## Start

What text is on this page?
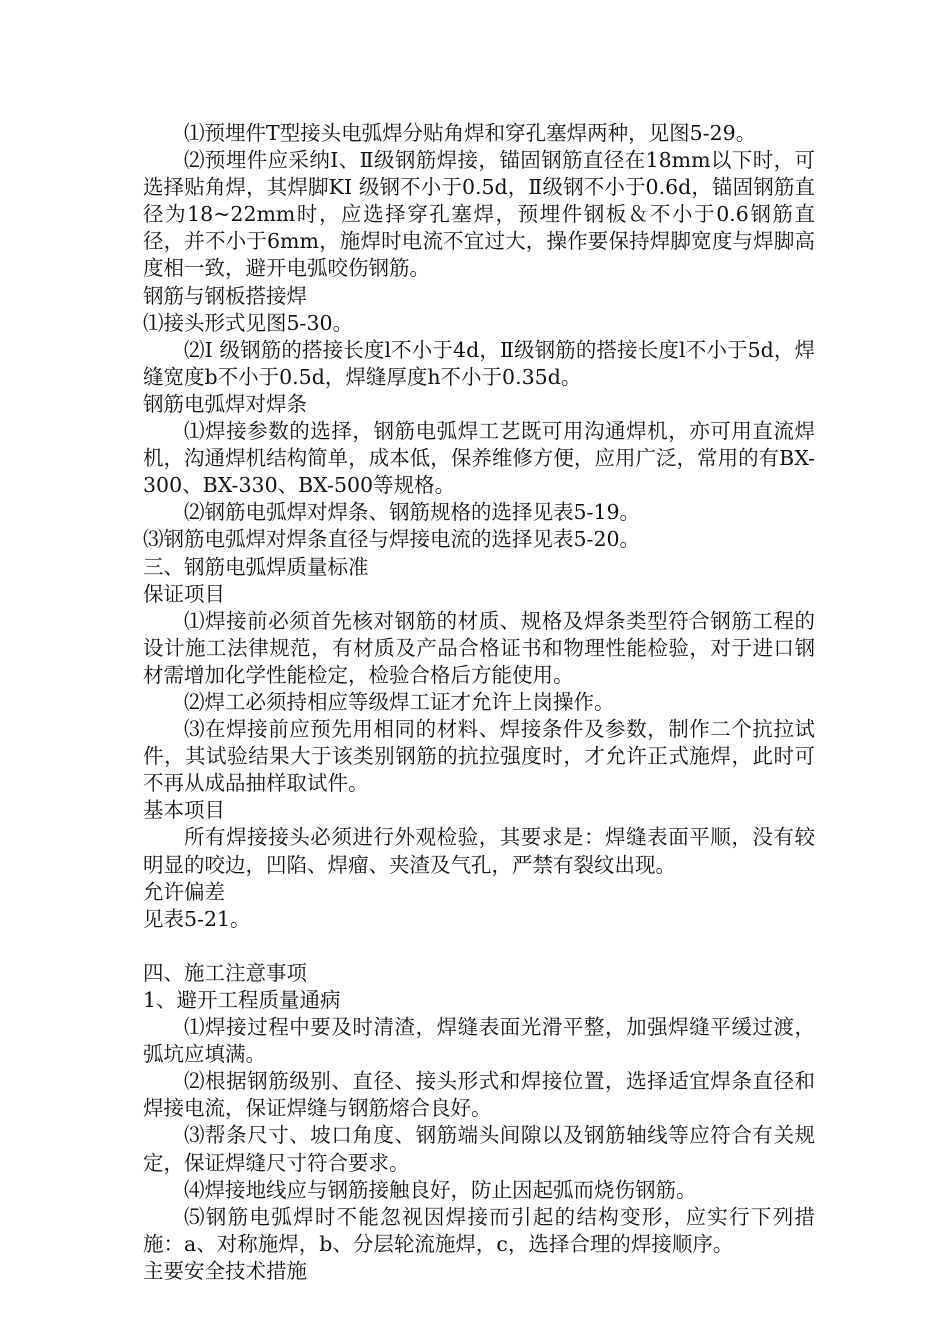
⑴预埋件T型接头电弧焊分贴角焊和穿孔塞焊两种，见图5-29。

⑵预埋件应采纳Ⅰ、Ⅱ级钢筋焊接，锚固钢筋直径在18mm以下时，可选择贴角焊，其焊脚KⅠ 级钢不小于0.5d，Ⅱ级钢不小于0.6d，锚固钢筋直径为18~22mm时，应选择穿孔塞焊，预埋件钢板＆不小于0.6钢筋直径，并不小于6mm，施焊时电流不宜过大，操作要保持焊脚宽度与焊脚高度相一致，避开电弧咬伤钢筋。

钢筋与钢板搭接焊

⑴接头形式见图5-30。

⑵Ⅰ 级钢筋的搭接长度l不小于4d，Ⅱ级钢筋的搭接长度l不小于5d，焊缝宽度b不小于0.5d，焊缝厚度h不小于0.35d。

钢筋电弧焊对焊条

⑴焊接参数的选择，钢筋电弧焊工艺既可用沟通焊机，亦可用直流焊机，沟通焊机结构简单，成本低，保养维修方便，应用广泛，常用的有BX-300、BX-330、BX-500等规格。

⑵钢筋电弧焊对焊条、钢筋规格的选择见表5-19。

⑶钢筋电弧焊对焊条直径与焊接电流的选择见表5-20。

三、钢筋电弧焊质量标准

保证项目

⑴焊接前必须首先核对钢筋的材质、规格及焊条类型符合钢筋工程的设计施工法律规范，有材质及产品合格证书和物理性能检验，对于进口钢材需增加化学性能检定，检验合格后方能使用。

⑵焊工必须持相应等级焊工证才允许上岗操作。

⑶在焊接前应预先用相同的材料、焊接条件及参数，制作二个抗拉试件，其试验结果大于该类别钢筋的抗拉强度时，才允许正式施焊，此时可不再从成品抽样取试件。

基本项目

所有焊接接头必须进行外观检验，其要求是：焊缝表面平顺，没有较明显的咬边，凹陷、焊瘤、夹渣及气孔，严禁有裂纹出现。

允许偏差

见表5-21。

四、施工注意事项

1、避开工程质量通病

⑴焊接过程中要及时清渣，焊缝表面光滑平整，加强焊缝平缓过渡，弧坑应填满。

⑵根据钢筋级别、直径、接头形式和焊接位置，选择适宜焊条直径和焊接电流，保证焊缝与钢筋熔合良好。

⑶帮条尺寸、坡口角度、钢筋端头间隙以及钢筋轴线等应符合有关规定，保证焊缝尺寸符合要求。

⑷焊接地线应与钢筋接触良好，防止因起弧而烧伤钢筋。

⑸钢筋电弧焊时不能忽视因焊接而引起的结构变形，应实行下列措施：a、对称施焊，b、分层轮流施焊，c，选择合理的焊接顺序。

主要安全技术措施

## End

= Direction =
Leave the pictures out and copy the rest of the data exactly.

= Task solution =
What text is on this page?
⑴预埋件T型接头电弧焊分贴角焊和穿孔塞焊两种，见图5-29。

⑵预埋件应采纳Ⅰ、Ⅱ级钢筋焊接，锚固钢筋直径在18mm以下时，可选择贴角焊，其焊脚KⅠ 级钢不小于0.5d，Ⅱ级钢不小于0.6d，锚固钢筋直径为18~22mm时，应选择穿孔塞焊，预埋件钢板＆不小于0.6钢筋直径，并不小于6mm，施焊时电流不宜过大，操作要保持焊脚宽度与焊脚高度相一致，避开电弧咬伤钢筋。

钢筋与钢板搭接焊

⑴接头形式见图5-30。

⑵Ⅰ 级钢筋的搭接长度l不小于4d，Ⅱ级钢筋的搭接长度l不小于5d，焊缝宽度b不小于0.5d，焊缝厚度h不小于0.35d。

钢筋电弧焊对焊条

⑴焊接参数的选择，钢筋电弧焊工艺既可用沟通焊机，亦可用直流焊机，沟通焊机结构简单，成本低，保养维修方便，应用广泛，常用的有BX-300、BX-330、BX-500等规格。

⑵钢筋电弧焊对焊条、钢筋规格的选择见表5-19。

⑶钢筋电弧焊对焊条直径与焊接电流的选择见表5-20。

三、钢筋电弧焊质量标准

保证项目

⑴焊接前必须首先核对钢筋的材质、规格及焊条类型符合钢筋工程的设计施工法律规范，有材质及产品合格证书和物理性能检验，对于进口钢材需增加化学性能检定，检验合格后方能使用。

⑵焊工必须持相应等级焊工证才允许上岗操作。

⑶在焊接前应预先用相同的材料、焊接条件及参数，制作二个抗拉试件，其试验结果大于该类别钢筋的抗拉强度时，才允许正式施焊，此时可不再从成品抽样取试件。

基本项目

所有焊接接头必须进行外观检验，其要求是：焊缝表面平顺，没有较明显的咬边，凹陷、焊瘤、夹渣及气孔，严禁有裂纹出现。

允许偏差

见表5-21。

四、施工注意事项

1、避开工程质量通病

⑴焊接过程中要及时清渣，焊缝表面光滑平整，加强焊缝平缓过渡，弧坑应填满。

⑵根据钢筋级别、直径、接头形式和焊接位置，选择适宜焊条直径和焊接电流，保证焊缝与钢筋熔合良好。

⑶帮条尺寸、坡口角度、钢筋端头间隙以及钢筋轴线等应符合有关规定，保证焊缝尺寸符合要求。

⑷焊接地线应与钢筋接触良好，防止因起弧而烧伤钢筋。

⑸钢筋电弧焊时不能忽视因焊接而引起的结构变形，应实行下列措施：a、对称施焊，b、分层轮流施焊，c，选择合理的焊接顺序。

主要安全技术措施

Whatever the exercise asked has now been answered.